= Requirements =
Repeat the whole listing below, word for word.
■ ■ ■ ■
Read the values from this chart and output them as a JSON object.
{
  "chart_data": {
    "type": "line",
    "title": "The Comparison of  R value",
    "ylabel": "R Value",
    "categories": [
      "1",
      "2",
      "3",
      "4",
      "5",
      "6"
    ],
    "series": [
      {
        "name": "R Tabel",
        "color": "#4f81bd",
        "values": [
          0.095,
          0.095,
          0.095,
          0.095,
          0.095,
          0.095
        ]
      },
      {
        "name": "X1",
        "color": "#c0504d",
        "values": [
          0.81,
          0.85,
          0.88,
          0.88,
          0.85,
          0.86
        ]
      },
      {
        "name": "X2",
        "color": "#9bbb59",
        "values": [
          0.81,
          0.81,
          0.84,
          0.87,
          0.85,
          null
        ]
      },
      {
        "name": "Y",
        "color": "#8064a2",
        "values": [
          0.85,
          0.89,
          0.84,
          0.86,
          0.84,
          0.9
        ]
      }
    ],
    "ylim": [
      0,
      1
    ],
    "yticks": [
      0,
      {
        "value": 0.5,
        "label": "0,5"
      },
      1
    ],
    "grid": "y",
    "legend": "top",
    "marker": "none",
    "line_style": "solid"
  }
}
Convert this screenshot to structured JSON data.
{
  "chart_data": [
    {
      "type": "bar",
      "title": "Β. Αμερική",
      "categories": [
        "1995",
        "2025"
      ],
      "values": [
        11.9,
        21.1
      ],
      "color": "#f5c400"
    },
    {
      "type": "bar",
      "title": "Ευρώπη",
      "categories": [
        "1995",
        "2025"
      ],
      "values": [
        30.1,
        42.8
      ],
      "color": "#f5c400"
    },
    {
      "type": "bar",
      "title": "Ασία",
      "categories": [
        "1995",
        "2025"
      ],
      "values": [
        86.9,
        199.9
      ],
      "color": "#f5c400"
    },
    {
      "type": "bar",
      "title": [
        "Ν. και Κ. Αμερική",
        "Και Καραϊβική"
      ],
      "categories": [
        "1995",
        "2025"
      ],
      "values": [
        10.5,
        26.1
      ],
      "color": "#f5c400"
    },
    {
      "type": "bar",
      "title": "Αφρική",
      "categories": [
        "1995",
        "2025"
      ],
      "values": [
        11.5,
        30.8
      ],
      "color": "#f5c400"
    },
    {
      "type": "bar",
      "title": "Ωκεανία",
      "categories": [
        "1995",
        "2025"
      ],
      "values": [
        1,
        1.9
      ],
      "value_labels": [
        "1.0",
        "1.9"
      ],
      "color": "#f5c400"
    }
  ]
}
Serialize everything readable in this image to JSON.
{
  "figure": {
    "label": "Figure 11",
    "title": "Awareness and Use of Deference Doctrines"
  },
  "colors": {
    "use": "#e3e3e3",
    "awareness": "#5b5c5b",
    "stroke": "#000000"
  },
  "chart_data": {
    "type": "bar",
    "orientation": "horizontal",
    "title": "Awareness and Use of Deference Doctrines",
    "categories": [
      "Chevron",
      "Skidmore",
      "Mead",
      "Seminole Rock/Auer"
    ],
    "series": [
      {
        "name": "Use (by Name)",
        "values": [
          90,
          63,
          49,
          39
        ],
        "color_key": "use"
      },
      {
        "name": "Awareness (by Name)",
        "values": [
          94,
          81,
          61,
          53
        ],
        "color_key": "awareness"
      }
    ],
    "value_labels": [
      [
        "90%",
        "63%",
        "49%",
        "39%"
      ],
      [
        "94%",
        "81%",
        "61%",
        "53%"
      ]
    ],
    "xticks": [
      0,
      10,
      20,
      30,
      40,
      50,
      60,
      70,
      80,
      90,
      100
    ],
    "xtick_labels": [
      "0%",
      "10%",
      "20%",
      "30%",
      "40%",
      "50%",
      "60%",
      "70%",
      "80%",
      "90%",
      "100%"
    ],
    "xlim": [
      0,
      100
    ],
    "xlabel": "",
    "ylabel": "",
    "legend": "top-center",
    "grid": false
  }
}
■ ■ ■ ■
= Written answer =
Read the values from this chart and output them as a JSON object.
{
  "chart_data": {
    "type": "line",
    "title": "The Comparison of  R value",
    "ylabel": "R Value",
    "categories": [
      "1",
      "2",
      "3",
      "4",
      "5",
      "6"
    ],
    "series": [
      {
        "name": "R Tabel",
        "color": "#4f81bd",
        "values": [
          0.095,
          0.095,
          0.095,
          0.095,
          0.095,
          0.095
        ]
      },
      {
        "name": "X1",
        "color": "#c0504d",
        "values": [
          0.81,
          0.85,
          0.88,
          0.88,
          0.85,
          0.86
        ]
      },
      {
        "name": "X2",
        "color": "#9bbb59",
        "values": [
          0.81,
          0.81,
          0.84,
          0.87,
          0.85,
          null
        ]
      },
      {
        "name": "Y",
        "color": "#8064a2",
        "values": [
          0.85,
          0.89,
          0.84,
          0.86,
          0.84,
          0.9
        ]
      }
    ],
    "ylim": [
      0,
      1
    ],
    "yticks": [
      0,
      {
        "value": 0.5,
        "label": "0,5"
      },
      1
    ],
    "grid": "y",
    "legend": "top",
    "marker": "none",
    "line_style": "solid"
  }
}
Convert this screenshot to structured JSON data.
{
  "chart_data": [
    {
      "type": "bar",
      "title": "Β. Αμερική",
      "categories": [
        "1995",
        "2025"
      ],
      "values": [
        11.9,
        21.1
      ],
      "color": "#f5c400"
    },
    {
      "type": "bar",
      "title": "Ευρώπη",
      "categories": [
        "1995",
        "2025"
      ],
      "values": [
        30.1,
        42.8
      ],
      "color": "#f5c400"
    },
    {
      "type": "bar",
      "title": "Ασία",
      "categories": [
        "1995",
        "2025"
      ],
      "values": [
        86.9,
        199.9
      ],
      "color": "#f5c400"
    },
    {
      "type": "bar",
      "title": [
        "Ν. και Κ. Αμερική",
        "Και Καραϊβική"
      ],
      "categories": [
        "1995",
        "2025"
      ],
      "values": [
        10.5,
        26.1
      ],
      "color": "#f5c400"
    },
    {
      "type": "bar",
      "title": "Αφρική",
      "categories": [
        "1995",
        "2025"
      ],
      "values": [
        11.5,
        30.8
      ],
      "color": "#f5c400"
    },
    {
      "type": "bar",
      "title": "Ωκεανία",
      "categories": [
        "1995",
        "2025"
      ],
      "values": [
        1,
        1.9
      ],
      "value_labels": [
        "1.0",
        "1.9"
      ],
      "color": "#f5c400"
    }
  ]
}
Serialize everything readable in this image to JSON.
{
  "figure": {
    "label": "Figure 11",
    "title": "Awareness and Use of Deference Doctrines"
  },
  "colors": {
    "use": "#e3e3e3",
    "awareness": "#5b5c5b",
    "stroke": "#000000"
  },
  "chart_data": {
    "type": "bar",
    "orientation": "horizontal",
    "title": "Awareness and Use of Deference Doctrines",
    "categories": [
      "Chevron",
      "Skidmore",
      "Mead",
      "Seminole Rock/Auer"
    ],
    "series": [
      {
        "name": "Use (by Name)",
        "values": [
          90,
          63,
          49,
          39
        ],
        "color_key": "use"
      },
      {
        "name": "Awareness (by Name)",
        "values": [
          94,
          81,
          61,
          53
        ],
        "color_key": "awareness"
      }
    ],
    "value_labels": [
      [
        "90%",
        "63%",
        "49%",
        "39%"
      ],
      [
        "94%",
        "81%",
        "61%",
        "53%"
      ]
    ],
    "xticks": [
      0,
      10,
      20,
      30,
      40,
      50,
      60,
      70,
      80,
      90,
      100
    ],
    "xtick_labels": [
      "0%",
      "10%",
      "20%",
      "30%",
      "40%",
      "50%",
      "60%",
      "70%",
      "80%",
      "90%",
      "100%"
    ],
    "xlim": [
      0,
      100
    ],
    "xlabel": "",
    "ylabel": "",
    "legend": "top-center",
    "grid": false
  }
}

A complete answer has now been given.